> _The request_
Show all lines from the listing below that contain "Megelőzés".

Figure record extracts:
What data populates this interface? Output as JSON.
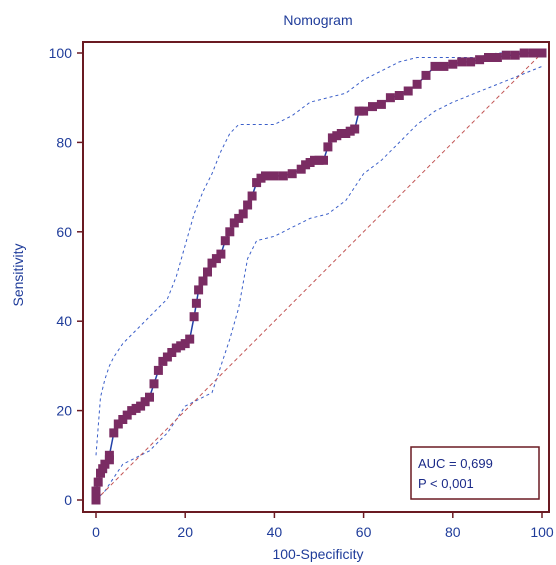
{
  "chart_data": {
    "type": "line",
    "title": "Nomogram",
    "xlabel": "100-Specificity",
    "ylabel": "Sensitivity",
    "xlim": [
      0,
      100
    ],
    "ylim": [
      0,
      100
    ],
    "xticks": [
      "0",
      "20",
      "40",
      "60",
      "80",
      "100"
    ],
    "yticks": [
      "0",
      "20",
      "40",
      "60",
      "80",
      "100"
    ],
    "grid": false,
    "series": [
      {
        "role": "roc",
        "x": [
          0,
          0,
          0.5,
          1,
          1.5,
          2,
          3,
          3,
          4,
          5,
          6,
          7,
          8,
          9,
          10,
          11,
          12,
          13,
          14,
          15,
          16,
          17,
          18,
          19,
          20,
          21,
          22,
          22.5,
          23,
          24,
          25,
          26,
          27,
          28,
          29,
          30,
          31,
          32,
          33,
          34,
          35,
          36,
          37,
          38,
          40,
          42,
          44,
          46,
          47,
          48,
          49,
          50,
          51,
          52,
          53,
          54,
          55,
          56,
          57,
          58,
          59,
          60,
          62,
          64,
          66,
          68,
          70,
          72,
          74,
          76,
          78,
          80,
          82,
          84,
          86,
          88,
          90,
          92,
          94,
          96,
          98,
          100
        ],
        "y": [
          0,
          2,
          4,
          6,
          7,
          8,
          9,
          10,
          15,
          17,
          18,
          19,
          20,
          20.5,
          21,
          22,
          23,
          26,
          29,
          31,
          32,
          33,
          34,
          34.5,
          35,
          36,
          41,
          44,
          47,
          49,
          51,
          53,
          54,
          55,
          58,
          60,
          62,
          63,
          64,
          66,
          68,
          71,
          72,
          72.5,
          72.5,
          72.5,
          73,
          74,
          75,
          75.5,
          76,
          76,
          76,
          79,
          81,
          81.5,
          82,
          82,
          82.5,
          83,
          87,
          87,
          88,
          88.5,
          90,
          90.5,
          91.5,
          93,
          95,
          97,
          97,
          97.5,
          98,
          98,
          98.5,
          99,
          99,
          99.5,
          99.5,
          100,
          100,
          100
        ]
      },
      {
        "role": "ci-upper",
        "x": [
          0,
          1,
          2,
          3,
          4,
          6,
          8,
          10,
          12,
          14,
          16,
          18,
          20,
          22,
          24,
          26,
          28,
          30,
          32,
          34,
          36,
          40,
          44,
          48,
          52,
          56,
          60,
          64,
          68,
          72,
          76,
          80,
          85,
          90,
          95,
          100
        ],
        "y": [
          10,
          23,
          27,
          30,
          32,
          35,
          37,
          39,
          41,
          43,
          45,
          50,
          57,
          64,
          69,
          73,
          78,
          82,
          84,
          84,
          84,
          84,
          86,
          89,
          90,
          91,
          94,
          96,
          98,
          99,
          99,
          99,
          99,
          100,
          100,
          100
        ]
      },
      {
        "role": "ci-lower",
        "x": [
          0,
          2,
          4,
          6,
          8,
          10,
          12,
          14,
          16,
          18,
          20,
          22,
          24,
          26,
          28,
          30,
          32,
          34,
          36,
          40,
          44,
          48,
          52,
          56,
          60,
          64,
          68,
          72,
          76,
          80,
          85,
          90,
          95,
          100
        ],
        "y": [
          0,
          2,
          5,
          8,
          9,
          10,
          11,
          13,
          15,
          18,
          21,
          22,
          23,
          24,
          30,
          36,
          43,
          54,
          58,
          59,
          61,
          63,
          64,
          67,
          73,
          76,
          80,
          84,
          87,
          89,
          91,
          93,
          95,
          97
        ]
      },
      {
        "role": "reference",
        "x": [
          0,
          100
        ],
        "y": [
          0,
          100
        ]
      }
    ],
    "annotations": [
      "AUC = 0,699",
      "P < 0,001"
    ],
    "legend_position": "bottom-right",
    "colors": {
      "roc_line": "#2341a8",
      "roc_marker": "#7a2c63",
      "ci_line": "#3b5fc9",
      "reference_line": "#c25555",
      "frame": "#6a1a22",
      "text": "#1f3c9a"
    }
  }
}
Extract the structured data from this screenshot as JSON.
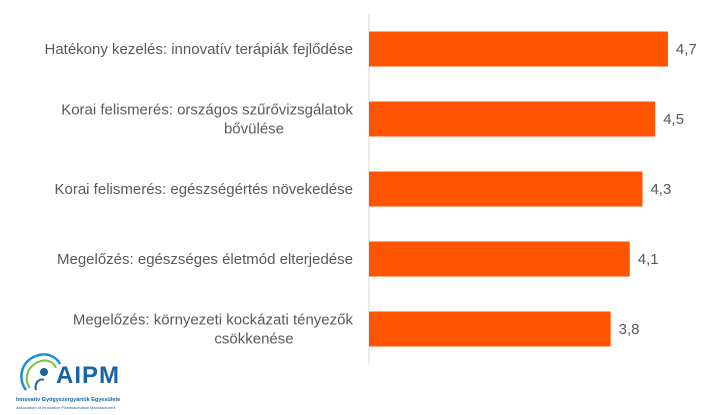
{
  "chart_data": {
    "type": "bar",
    "orientation": "horizontal",
    "categories": [
      [
        "Hatékony kezelés: innovatív terápiák fejlődése"
      ],
      [
        "Korai felismerés: országos szűrővizsgálatok",
        "bővülése"
      ],
      [
        "Korai felismerés: egészségértés növekedése"
      ],
      [
        "Megelőzés: egészséges életmód elterjedése"
      ],
      [
        "Megelőzés: környezeti kockázati tényezők",
        "csökkenése"
      ]
    ],
    "values": [
      4.7,
      4.5,
      4.3,
      4.1,
      3.8
    ],
    "value_labels": [
      "4,7",
      "4,5",
      "4,3",
      "4,1",
      "3,8"
    ],
    "bar_color": "#ff5500",
    "xlim": [
      0,
      5
    ]
  },
  "logo": {
    "name": "AIPM",
    "subtitle": "Innovatív Gyógyszergyártók Egyesülete",
    "subtitle2": "Association of Innovative Pharmaceutical Manufacturers",
    "color": "#1565a8"
  }
}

> _Task answer_
        "Megelőzés: egészséges életmód elterjedése"
        "Megelőzés: környezeti kockázati tényezők",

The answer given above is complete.